** Start Recorded information **

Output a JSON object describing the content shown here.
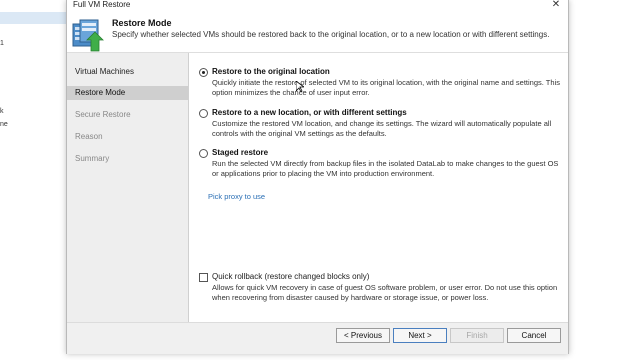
{
  "background": {
    "fragments": [
      "1",
      "k",
      "ne"
    ]
  },
  "window": {
    "title": "Full VM Restore",
    "close_glyph": "✕"
  },
  "header": {
    "title": "Restore Mode",
    "description": "Specify whether selected VMs should be restored back to the original location, or to a new location or with different settings."
  },
  "steps": [
    {
      "label": "Virtual Machines",
      "state": "done"
    },
    {
      "label": "Restore Mode",
      "state": "active"
    },
    {
      "label": "Secure Restore",
      "state": "pending"
    },
    {
      "label": "Reason",
      "state": "pending"
    },
    {
      "label": "Summary",
      "state": "pending"
    }
  ],
  "options": [
    {
      "label": "Restore to the original location",
      "description": "Quickly initiate the restore of selected VM to its original location, with the original name and settings. This option minimizes the chance of user input error.",
      "selected": true
    },
    {
      "label": "Restore to a new location, or with different settings",
      "description": "Customize the restored VM location, and change its settings. The wizard will automatically populate all controls with the original VM settings as the defaults.",
      "selected": false
    },
    {
      "label": "Staged restore",
      "description": "Run the selected VM directly from backup files in the isolated DataLab to make changes to the guest OS or applications prior to placing the VM into production environment.",
      "selected": false
    }
  ],
  "proxy_link": "Pick proxy to use",
  "quick_rollback": {
    "label": "Quick rollback (restore changed blocks only)",
    "description": "Allows for quick VM recovery in case of guest OS software problem, or user error. Do not use this option when recovering from disaster caused by hardware or storage issue, or power loss.",
    "checked": false
  },
  "buttons": {
    "previous": "< Previous",
    "next": "Next >",
    "finish": "Finish",
    "cancel": "Cancel"
  },
  "colors": {
    "sidebar_bg": "#eeeeee",
    "active_step_bg": "#cfcfcf",
    "link": "#2a6fb5",
    "icon_green": "#3fae49",
    "icon_blue": "#4c8cc8"
  }
}
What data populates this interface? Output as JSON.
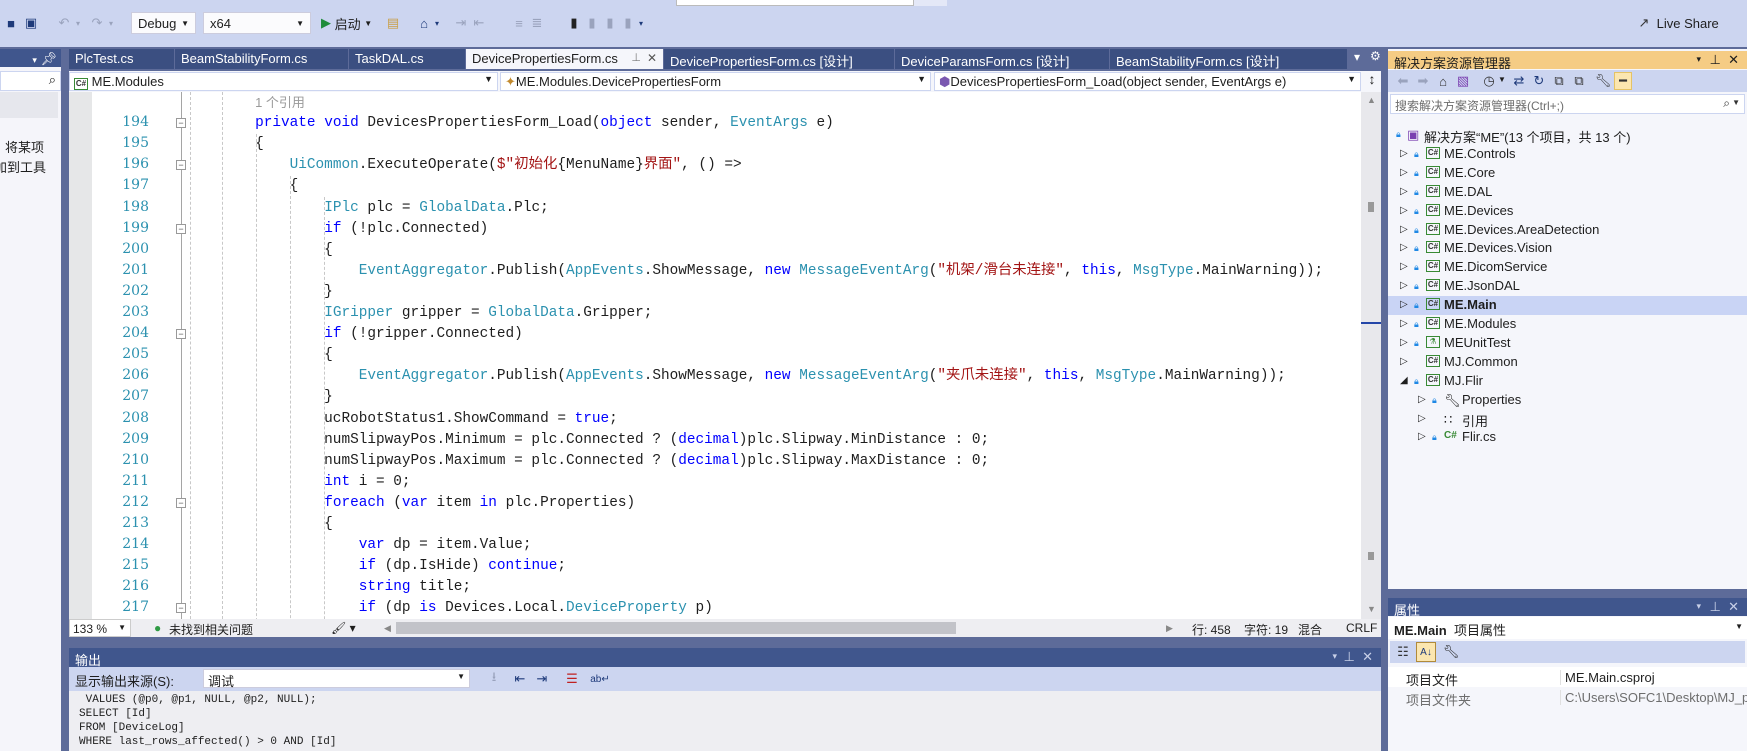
{
  "toolbar": {
    "config": "Debug",
    "platform": "x64",
    "start_label": "启动",
    "live_share": "Live Share"
  },
  "left_panel": {
    "text_lines": [
      "，将某项",
      "加到工具"
    ]
  },
  "tabs": [
    {
      "label": "PlcTest.cs",
      "active": false
    },
    {
      "label": "BeamStabilityForm.cs",
      "active": false
    },
    {
      "label": "TaskDAL.cs",
      "active": false
    },
    {
      "label": "DevicePropertiesForm.cs",
      "active": true
    },
    {
      "label": "DevicePropertiesForm.cs [设计]",
      "active": false
    },
    {
      "label": "DeviceParamsForm.cs [设计]",
      "active": false
    },
    {
      "label": "BeamStabilityForm.cs [设计]",
      "active": false
    }
  ],
  "navbar": {
    "project": "ME.Modules",
    "type": "ME.Modules.DevicePropertiesForm",
    "member": "DevicesPropertiesForm_Load(object sender, EventArgs e)"
  },
  "code": {
    "reference_hint": "1 个引用",
    "lines": [
      {
        "n": "194",
        "fold": true,
        "tokens": [
          [
            "        ",
            "p"
          ],
          [
            "private",
            "k"
          ],
          [
            " ",
            "p"
          ],
          [
            "void",
            "k"
          ],
          [
            " DevicesPropertiesForm_Load(",
            "p"
          ],
          [
            "object",
            "k"
          ],
          [
            " sender, ",
            "p"
          ],
          [
            "EventArgs",
            "t"
          ],
          [
            " e)",
            "p"
          ]
        ]
      },
      {
        "n": "195",
        "fold": false,
        "tokens": [
          [
            "        {",
            "p"
          ]
        ]
      },
      {
        "n": "196",
        "fold": true,
        "tokens": [
          [
            "            ",
            "p"
          ],
          [
            "UiCommon",
            "t"
          ],
          [
            ".ExecuteOperate(",
            "p"
          ],
          [
            "$\"初始化",
            "s"
          ],
          [
            "{MenuName}",
            "p"
          ],
          [
            "界面\"",
            "s"
          ],
          [
            ", () =>",
            "p"
          ]
        ]
      },
      {
        "n": "197",
        "fold": false,
        "tokens": [
          [
            "            {",
            "p"
          ]
        ]
      },
      {
        "n": "198",
        "fold": false,
        "tokens": [
          [
            "                ",
            "p"
          ],
          [
            "IPlc",
            "t"
          ],
          [
            " plc = ",
            "p"
          ],
          [
            "GlobalData",
            "t"
          ],
          [
            ".Plc;",
            "p"
          ]
        ]
      },
      {
        "n": "199",
        "fold": true,
        "tokens": [
          [
            "                ",
            "p"
          ],
          [
            "if",
            "k"
          ],
          [
            " (!plc.Connected)",
            "p"
          ]
        ]
      },
      {
        "n": "200",
        "fold": false,
        "tokens": [
          [
            "                {",
            "p"
          ]
        ]
      },
      {
        "n": "201",
        "fold": false,
        "tokens": [
          [
            "                    ",
            "p"
          ],
          [
            "EventAggregator",
            "t"
          ],
          [
            ".Publish(",
            "p"
          ],
          [
            "AppEvents",
            "t"
          ],
          [
            ".ShowMessage, ",
            "p"
          ],
          [
            "new",
            "k"
          ],
          [
            " ",
            "p"
          ],
          [
            "MessageEventArg",
            "t"
          ],
          [
            "(",
            "p"
          ],
          [
            "\"机架/滑台未连接\"",
            "s"
          ],
          [
            ", ",
            "p"
          ],
          [
            "this",
            "k"
          ],
          [
            ", ",
            "p"
          ],
          [
            "MsgType",
            "t"
          ],
          [
            ".MainWarning));",
            "p"
          ]
        ]
      },
      {
        "n": "202",
        "fold": false,
        "tokens": [
          [
            "                }",
            "p"
          ]
        ]
      },
      {
        "n": "203",
        "fold": false,
        "tokens": [
          [
            "                ",
            "p"
          ],
          [
            "IGripper",
            "t"
          ],
          [
            " gripper = ",
            "p"
          ],
          [
            "GlobalData",
            "t"
          ],
          [
            ".Gripper;",
            "p"
          ]
        ]
      },
      {
        "n": "204",
        "fold": true,
        "tokens": [
          [
            "                ",
            "p"
          ],
          [
            "if",
            "k"
          ],
          [
            " (!gripper.Connected)",
            "p"
          ]
        ]
      },
      {
        "n": "205",
        "fold": false,
        "tokens": [
          [
            "                {",
            "p"
          ]
        ]
      },
      {
        "n": "206",
        "fold": false,
        "tokens": [
          [
            "                    ",
            "p"
          ],
          [
            "EventAggregator",
            "t"
          ],
          [
            ".Publish(",
            "p"
          ],
          [
            "AppEvents",
            "t"
          ],
          [
            ".ShowMessage, ",
            "p"
          ],
          [
            "new",
            "k"
          ],
          [
            " ",
            "p"
          ],
          [
            "MessageEventArg",
            "t"
          ],
          [
            "(",
            "p"
          ],
          [
            "\"夹爪未连接\"",
            "s"
          ],
          [
            ", ",
            "p"
          ],
          [
            "this",
            "k"
          ],
          [
            ", ",
            "p"
          ],
          [
            "MsgType",
            "t"
          ],
          [
            ".MainWarning));",
            "p"
          ]
        ]
      },
      {
        "n": "207",
        "fold": false,
        "tokens": [
          [
            "                }",
            "p"
          ]
        ]
      },
      {
        "n": "208",
        "fold": false,
        "tokens": [
          [
            "                ucRobotStatus1.ShowCommand = ",
            "p"
          ],
          [
            "true",
            "k"
          ],
          [
            ";",
            "p"
          ]
        ]
      },
      {
        "n": "209",
        "fold": false,
        "tokens": [
          [
            "                numSlipwayPos.Minimum = plc.Connected ? (",
            "p"
          ],
          [
            "decimal",
            "k"
          ],
          [
            ")plc.Slipway.MinDistance : 0;",
            "p"
          ]
        ]
      },
      {
        "n": "210",
        "fold": false,
        "tokens": [
          [
            "                numSlipwayPos.Maximum = plc.Connected ? (",
            "p"
          ],
          [
            "decimal",
            "k"
          ],
          [
            ")plc.Slipway.MaxDistance : 0;",
            "p"
          ]
        ]
      },
      {
        "n": "211",
        "fold": false,
        "tokens": [
          [
            "                ",
            "p"
          ],
          [
            "int",
            "k"
          ],
          [
            " i = 0;",
            "p"
          ]
        ]
      },
      {
        "n": "212",
        "fold": true,
        "tokens": [
          [
            "                ",
            "p"
          ],
          [
            "foreach",
            "k"
          ],
          [
            " (",
            "p"
          ],
          [
            "var",
            "k"
          ],
          [
            " item ",
            "p"
          ],
          [
            "in",
            "k"
          ],
          [
            " plc.Properties)",
            "p"
          ]
        ]
      },
      {
        "n": "213",
        "fold": false,
        "tokens": [
          [
            "                {",
            "p"
          ]
        ]
      },
      {
        "n": "214",
        "fold": false,
        "tokens": [
          [
            "                    ",
            "p"
          ],
          [
            "var",
            "k"
          ],
          [
            " dp = item.Value;",
            "p"
          ]
        ]
      },
      {
        "n": "215",
        "fold": false,
        "tokens": [
          [
            "                    ",
            "p"
          ],
          [
            "if",
            "k"
          ],
          [
            " (dp.IsHide) ",
            "p"
          ],
          [
            "continue",
            "k"
          ],
          [
            ";",
            "p"
          ]
        ]
      },
      {
        "n": "216",
        "fold": false,
        "tokens": [
          [
            "                    ",
            "p"
          ],
          [
            "string",
            "k"
          ],
          [
            " title;",
            "p"
          ]
        ]
      },
      {
        "n": "217",
        "fold": true,
        "tokens": [
          [
            "                    ",
            "p"
          ],
          [
            "if",
            "k"
          ],
          [
            " (dp ",
            "p"
          ],
          [
            "is",
            "k"
          ],
          [
            " Devices.Local.",
            "p"
          ],
          [
            "DeviceProperty",
            "t"
          ],
          [
            " p)",
            "p"
          ]
        ]
      }
    ]
  },
  "editor_status": {
    "zoom": "133 %",
    "issues": "未找到相关问题",
    "line": "行: 458",
    "char": "字符: 19",
    "tabs_mode": "混合",
    "eol": "CRLF"
  },
  "output": {
    "title": "输出",
    "source_label": "显示输出来源(S):",
    "source_value": "调试",
    "lines": [
      " VALUES (@p0, @p1, NULL, @p2, NULL);",
      "SELECT [Id]",
      "FROM [DeviceLog]",
      "WHERE last_rows_affected() > 0 AND [Id]"
    ]
  },
  "solution_explorer": {
    "title": "解决方案资源管理器",
    "search_placeholder": "搜索解决方案资源管理器(Ctrl+;)",
    "root": "解决方案“ME”(13 个项目，共 13 个)",
    "items": [
      {
        "label": "ME.Controls",
        "level": 1,
        "icon": "csharp-project-icon",
        "locked": true,
        "expanded": false,
        "selected": false
      },
      {
        "label": "ME.Core",
        "level": 1,
        "icon": "csharp-project-icon",
        "locked": true,
        "expanded": false,
        "selected": false
      },
      {
        "label": "ME.DAL",
        "level": 1,
        "icon": "csharp-project-icon",
        "locked": true,
        "expanded": false,
        "selected": false
      },
      {
        "label": "ME.Devices",
        "level": 1,
        "icon": "csharp-project-icon",
        "locked": true,
        "expanded": false,
        "selected": false
      },
      {
        "label": "ME.Devices.AreaDetection",
        "level": 1,
        "icon": "csharp-project-icon",
        "locked": true,
        "expanded": false,
        "selected": false
      },
      {
        "label": "ME.Devices.Vision",
        "level": 1,
        "icon": "csharp-project-icon",
        "locked": true,
        "expanded": false,
        "selected": false
      },
      {
        "label": "ME.DicomService",
        "level": 1,
        "icon": "csharp-project-icon",
        "locked": true,
        "expanded": false,
        "selected": false
      },
      {
        "label": "ME.JsonDAL",
        "level": 1,
        "icon": "csharp-project-icon",
        "locked": true,
        "expanded": false,
        "selected": false
      },
      {
        "label": "ME.Main",
        "level": 1,
        "icon": "csharp-project-icon",
        "locked": true,
        "expanded": false,
        "selected": true
      },
      {
        "label": "ME.Modules",
        "level": 1,
        "icon": "csharp-project-icon",
        "locked": true,
        "expanded": false,
        "selected": false
      },
      {
        "label": "MEUnitTest",
        "level": 1,
        "icon": "test-project-icon",
        "locked": true,
        "expanded": false,
        "selected": false
      },
      {
        "label": "MJ.Common",
        "level": 1,
        "icon": "csharp-project-icon",
        "locked": false,
        "expanded": false,
        "selected": false
      },
      {
        "label": "MJ.Flir",
        "level": 1,
        "icon": "csharp-project-icon",
        "locked": true,
        "expanded": true,
        "selected": false
      },
      {
        "label": "Properties",
        "level": 2,
        "icon": "wrench-icon",
        "locked": true,
        "expanded": false,
        "selected": false
      },
      {
        "label": "引用",
        "level": 2,
        "icon": "references-icon",
        "locked": false,
        "expanded": false,
        "selected": false
      },
      {
        "label": "Flir.cs",
        "level": 2,
        "icon": "csharp-file-icon",
        "locked": true,
        "expanded": false,
        "selected": false
      }
    ]
  },
  "properties": {
    "title": "属性",
    "object_name": "ME.Main",
    "object_type": "项目属性",
    "rows": [
      {
        "name": "项目文件",
        "value": "ME.Main.csproj"
      },
      {
        "name": "项目文件夹",
        "value": "C:\\Users\\SOFC1\\Desktop\\MJ_p"
      }
    ]
  },
  "colors": {
    "frame": "#5d6b99",
    "tool_window_header": "#40568d",
    "active_header": "#f5cc84",
    "keyword": "#0000ff",
    "type": "#2b91af",
    "string": "#a31515",
    "line_number": "#2b91af",
    "selection": "#c9d4f5"
  }
}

** End Recorded information **

Your objective |
List every line above that contains the word "DevicePropertiesForm".

Answer to this exercise |
      "label": "DevicePropertiesForm.cs",
      "label": "DevicePropertiesForm.cs [设计]",
    "type": "ME.Modules.DevicePropertiesForm",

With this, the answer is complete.